Written request:
Quote the records that follow in full, leaving the pictures out.

Dataset records:
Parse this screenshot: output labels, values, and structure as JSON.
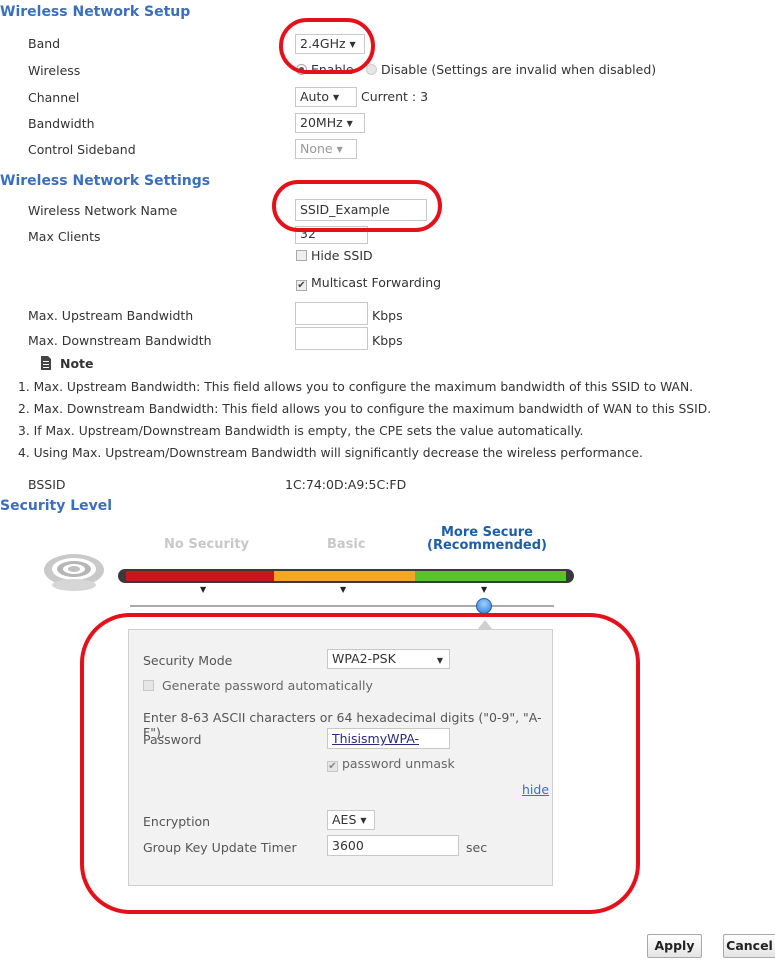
{
  "wireless_setup": {
    "title": "Wireless Network Setup",
    "band_label": "Band",
    "band_value": "2.4GHz",
    "wireless_label": "Wireless",
    "enable_label": "Enable",
    "disable_label": "Disable (Settings are invalid when disabled)",
    "channel_label": "Channel",
    "channel_value": "Auto",
    "channel_current": "Current : 3",
    "bandwidth_label": "Bandwidth",
    "bandwidth_value": "20MHz",
    "sideband_label": "Control Sideband",
    "sideband_value": "None"
  },
  "wireless_settings": {
    "title": "Wireless Network Settings",
    "name_label": "Wireless Network Name",
    "name_value": "SSID_Example",
    "max_clients_label": "Max Clients",
    "max_clients_value": "32",
    "hide_ssid_label": "Hide SSID",
    "multicast_label": "Multicast Forwarding",
    "upstream_label": "Max. Upstream Bandwidth",
    "downstream_label": "Max. Downstream Bandwidth",
    "unit": "Kbps",
    "upstream_value": "",
    "downstream_value": ""
  },
  "note": {
    "title": "Note",
    "lines": [
      "1. Max. Upstream Bandwidth: This field allows you to configure the maximum bandwidth of this SSID to WAN.",
      "2. Max. Downstream Bandwidth: This field allows you to configure the maximum bandwidth of WAN to this SSID.",
      "3. If Max. Upstream/Downstream Bandwidth is empty, the CPE sets the value automatically.",
      "4. Using Max. Upstream/Downstream Bandwidth will significantly decrease the wireless performance."
    ]
  },
  "bssid": {
    "label": "BSSID",
    "value": "1C:74:0D:A9:5C:FD"
  },
  "security_level": {
    "title": "Security Level",
    "levels": [
      "No Security",
      "Basic",
      "More Secure",
      "(Recommended)"
    ],
    "slider_colors": [
      "#c8161d",
      "#f5a623",
      "#5cc22b"
    ]
  },
  "security_panel": {
    "mode_label": "Security Mode",
    "mode_value": "WPA2-PSK",
    "generate_label": "Generate password automatically",
    "hint": "Enter 8-63 ASCII characters or 64 hexadecimal digits (\"0-9\", \"A-F\").",
    "password_label": "Password",
    "password_value": "ThisismyWPA-PSKpre",
    "unmask_label": "password unmask",
    "hide_link": "hide",
    "encryption_label": "Encryption",
    "encryption_value": "AES",
    "timer_label": "Group Key Update Timer",
    "timer_value": "3600",
    "timer_unit": "sec"
  },
  "buttons": {
    "apply": "Apply",
    "cancel": "Cancel"
  },
  "highlight_color": "#e4111b"
}
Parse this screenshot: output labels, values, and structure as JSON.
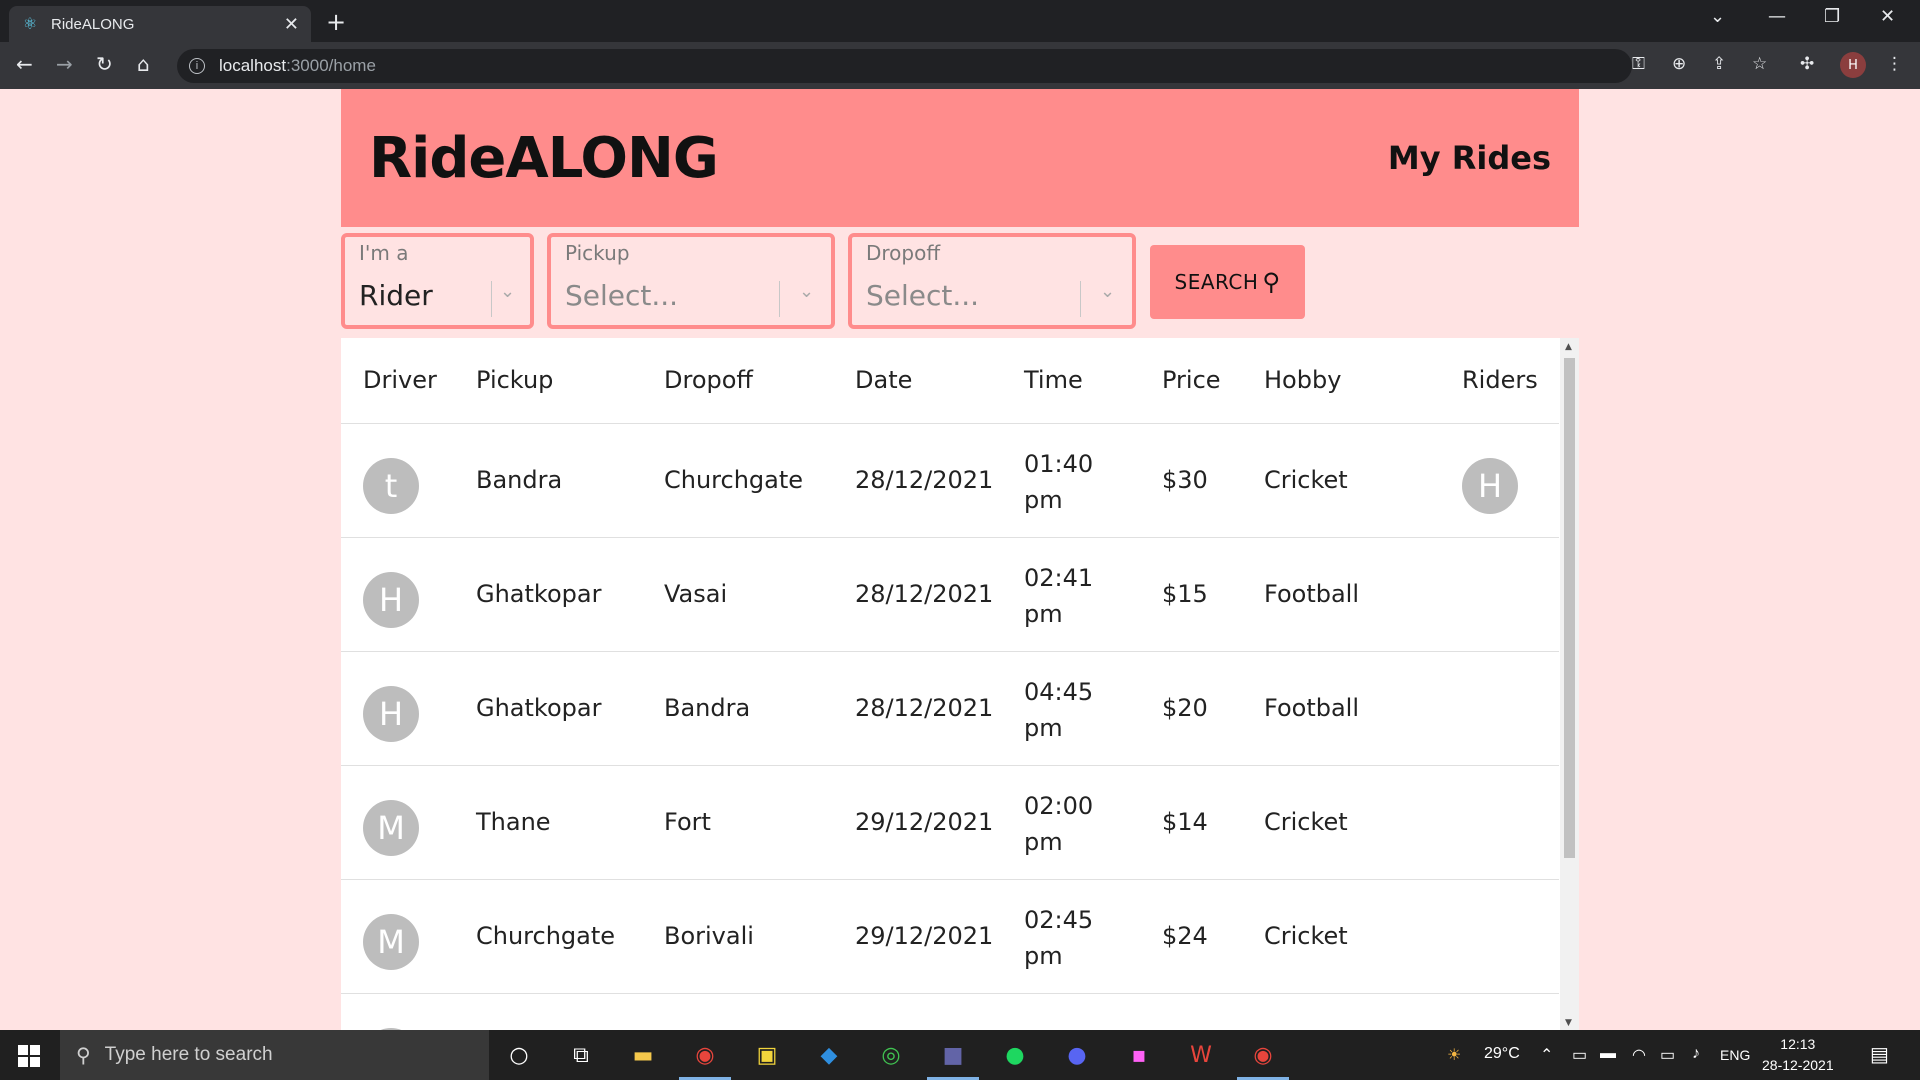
{
  "browser": {
    "tab_title": "RideALONG",
    "url_host": "localhost",
    "url_path": ":3000/home"
  },
  "header": {
    "brand": "RideALONG",
    "my_rides": "My Rides"
  },
  "filters": {
    "role": {
      "label": "I'm a",
      "value": "Rider"
    },
    "pickup": {
      "label": "Pickup",
      "value": "Select..."
    },
    "dropoff": {
      "label": "Dropoff",
      "value": "Select..."
    },
    "search_label": "SEARCH"
  },
  "table": {
    "columns": [
      "Driver",
      "Pickup",
      "Dropoff",
      "Date",
      "Time",
      "Price",
      "Hobby",
      "Riders"
    ],
    "rows": [
      {
        "driver": "t",
        "pickup": "Bandra",
        "dropoff": "Churchgate",
        "date": "28/12/2021",
        "time_1": "01:40",
        "time_2": "pm",
        "price": "$30",
        "hobby": "Cricket",
        "rider": "H"
      },
      {
        "driver": "H",
        "pickup": "Ghatkopar",
        "dropoff": "Vasai",
        "date": "28/12/2021",
        "time_1": "02:41",
        "time_2": "pm",
        "price": "$15",
        "hobby": "Football",
        "rider": ""
      },
      {
        "driver": "H",
        "pickup": "Ghatkopar",
        "dropoff": "Bandra",
        "date": "28/12/2021",
        "time_1": "04:45",
        "time_2": "pm",
        "price": "$20",
        "hobby": "Football",
        "rider": ""
      },
      {
        "driver": "M",
        "pickup": "Thane",
        "dropoff": "Fort",
        "date": "29/12/2021",
        "time_1": "02:00",
        "time_2": "pm",
        "price": "$14",
        "hobby": "Cricket",
        "rider": ""
      },
      {
        "driver": "M",
        "pickup": "Churchgate",
        "dropoff": "Borivali",
        "date": "29/12/2021",
        "time_1": "02:45",
        "time_2": "pm",
        "price": "$24",
        "hobby": "Cricket",
        "rider": ""
      }
    ]
  },
  "taskbar": {
    "search_placeholder": "Type here to search",
    "weather": "29°C",
    "language": "ENG",
    "time": "12:13",
    "date": "28-12-2021"
  },
  "colors": {
    "accent": "#ff8c8c",
    "page_bg": "#ffe3e3"
  }
}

Full response:
Parse this screenshot: output labels, values, and structure as JSON.
{
  "wireless_setup": {
    "title": "Wireless Network Setup",
    "band_label": "Band",
    "band_value": "2.4GHz",
    "wireless_label": "Wireless",
    "enable_label": "Enable",
    "disable_label": "Disable (Settings are invalid when disabled)",
    "channel_label": "Channel",
    "channel_value": "Auto",
    "channel_current": "Current : 3",
    "bandwidth_label": "Bandwidth",
    "bandwidth_value": "20MHz",
    "sideband_label": "Control Sideband",
    "sideband_value": "None"
  },
  "wireless_settings": {
    "title": "Wireless Network Settings",
    "name_label": "Wireless Network Name",
    "name_value": "SSID_Example",
    "max_clients_label": "Max Clients",
    "max_clients_value": "32",
    "hide_ssid_label": "Hide SSID",
    "multicast_label": "Multicast Forwarding",
    "upstream_label": "Max. Upstream Bandwidth",
    "downstream_label": "Max. Downstream Bandwidth",
    "unit": "Kbps",
    "upstream_value": "",
    "downstream_value": ""
  },
  "note": {
    "title": "Note",
    "lines": [
      "1. Max. Upstream Bandwidth: This field allows you to configure the maximum bandwidth of this SSID to WAN.",
      "2. Max. Downstream Bandwidth: This field allows you to configure the maximum bandwidth of WAN to this SSID.",
      "3. If Max. Upstream/Downstream Bandwidth is empty, the CPE sets the value automatically.",
      "4. Using Max. Upstream/Downstream Bandwidth will significantly decrease the wireless performance."
    ]
  },
  "bssid": {
    "label": "BSSID",
    "value": "1C:74:0D:A9:5C:FD"
  },
  "security_level": {
    "title": "Security Level",
    "levels": [
      "No Security",
      "Basic",
      "More Secure",
      "(Recommended)"
    ],
    "slider_colors": [
      "#c8161d",
      "#f5a623",
      "#5cc22b"
    ]
  },
  "security_panel": {
    "mode_label": "Security Mode",
    "mode_value": "WPA2-PSK",
    "generate_label": "Generate password automatically",
    "hint": "Enter 8-63 ASCII characters or 64 hexadecimal digits (\"0-9\", \"A-F\").",
    "password_label": "Password",
    "password_value": "ThisismyWPA-PSKpre",
    "unmask_label": "password unmask",
    "hide_link": "hide",
    "encryption_label": "Encryption",
    "encryption_value": "AES",
    "timer_label": "Group Key Update Timer",
    "timer_value": "3600",
    "timer_unit": "sec"
  },
  "buttons": {
    "apply": "Apply",
    "cancel": "Cancel"
  },
  "highlight_color": "#e4111b"
}
Parse this screenshot: output labels, values, and structure as JSON.
{
  "browser": {
    "tab_title": "RideALONG",
    "url_host": "localhost",
    "url_path": ":3000/home"
  },
  "header": {
    "brand": "RideALONG",
    "my_rides": "My Rides"
  },
  "filters": {
    "role": {
      "label": "I'm a",
      "value": "Rider"
    },
    "pickup": {
      "label": "Pickup",
      "value": "Select..."
    },
    "dropoff": {
      "label": "Dropoff",
      "value": "Select..."
    },
    "search_label": "SEARCH"
  },
  "table": {
    "columns": [
      "Driver",
      "Pickup",
      "Dropoff",
      "Date",
      "Time",
      "Price",
      "Hobby",
      "Riders"
    ],
    "rows": [
      {
        "driver": "t",
        "pickup": "Bandra",
        "dropoff": "Churchgate",
        "date": "28/12/2021",
        "time_1": "01:40",
        "time_2": "pm",
        "price": "$30",
        "hobby": "Cricket",
        "rider": "H"
      },
      {
        "driver": "H",
        "pickup": "Ghatkopar",
        "dropoff": "Vasai",
        "date": "28/12/2021",
        "time_1": "02:41",
        "time_2": "pm",
        "price": "$15",
        "hobby": "Football",
        "rider": ""
      },
      {
        "driver": "H",
        "pickup": "Ghatkopar",
        "dropoff": "Bandra",
        "date": "28/12/2021",
        "time_1": "04:45",
        "time_2": "pm",
        "price": "$20",
        "hobby": "Football",
        "rider": ""
      },
      {
        "driver": "M",
        "pickup": "Thane",
        "dropoff": "Fort",
        "date": "29/12/2021",
        "time_1": "02:00",
        "time_2": "pm",
        "price": "$14",
        "hobby": "Cricket",
        "rider": ""
      },
      {
        "driver": "M",
        "pickup": "Churchgate",
        "dropoff": "Borivali",
        "date": "29/12/2021",
        "time_1": "02:45",
        "time_2": "pm",
        "price": "$24",
        "hobby": "Cricket",
        "rider": ""
      }
    ]
  },
  "taskbar": {
    "search_placeholder": "Type here to search",
    "weather": "29°C",
    "language": "ENG",
    "time": "12:13",
    "date": "28-12-2021"
  },
  "colors": {
    "accent": "#ff8c8c",
    "page_bg": "#ffe3e3"
  }
}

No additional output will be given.